— BEGIN Supplied records —
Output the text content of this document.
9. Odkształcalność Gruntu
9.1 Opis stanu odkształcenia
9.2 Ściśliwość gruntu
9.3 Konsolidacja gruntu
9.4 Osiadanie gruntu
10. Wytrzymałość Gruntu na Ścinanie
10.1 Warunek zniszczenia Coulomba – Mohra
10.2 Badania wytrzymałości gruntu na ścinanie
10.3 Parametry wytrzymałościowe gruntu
— END Supplied records —
— BEGIN Supplied records —
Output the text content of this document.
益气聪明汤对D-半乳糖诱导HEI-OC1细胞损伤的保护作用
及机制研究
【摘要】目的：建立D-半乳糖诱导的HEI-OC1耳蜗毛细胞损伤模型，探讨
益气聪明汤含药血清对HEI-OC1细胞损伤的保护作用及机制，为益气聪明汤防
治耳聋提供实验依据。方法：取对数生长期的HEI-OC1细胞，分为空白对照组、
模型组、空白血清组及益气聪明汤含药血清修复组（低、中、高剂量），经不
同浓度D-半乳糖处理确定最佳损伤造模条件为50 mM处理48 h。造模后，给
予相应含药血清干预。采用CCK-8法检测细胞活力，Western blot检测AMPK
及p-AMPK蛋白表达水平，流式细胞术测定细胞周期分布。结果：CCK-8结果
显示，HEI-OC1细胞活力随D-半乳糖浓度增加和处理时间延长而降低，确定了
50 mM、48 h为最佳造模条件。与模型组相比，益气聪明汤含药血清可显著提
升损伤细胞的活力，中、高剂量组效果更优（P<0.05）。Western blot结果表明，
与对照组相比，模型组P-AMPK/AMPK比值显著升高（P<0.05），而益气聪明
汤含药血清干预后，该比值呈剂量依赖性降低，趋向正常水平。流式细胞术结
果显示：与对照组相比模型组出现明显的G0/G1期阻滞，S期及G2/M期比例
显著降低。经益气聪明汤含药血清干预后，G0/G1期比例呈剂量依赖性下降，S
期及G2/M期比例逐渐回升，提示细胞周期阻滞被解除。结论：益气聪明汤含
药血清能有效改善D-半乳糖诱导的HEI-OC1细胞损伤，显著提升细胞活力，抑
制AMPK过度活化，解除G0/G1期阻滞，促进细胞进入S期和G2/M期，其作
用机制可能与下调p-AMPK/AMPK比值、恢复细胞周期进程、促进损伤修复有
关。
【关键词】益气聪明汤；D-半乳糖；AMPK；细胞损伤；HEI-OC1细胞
— END Supplied records —
Set exercise:
Among the entries, how many lines include the word "半乳糖诱导的HEI"? Answer with a single number and nothing further.

The response:
2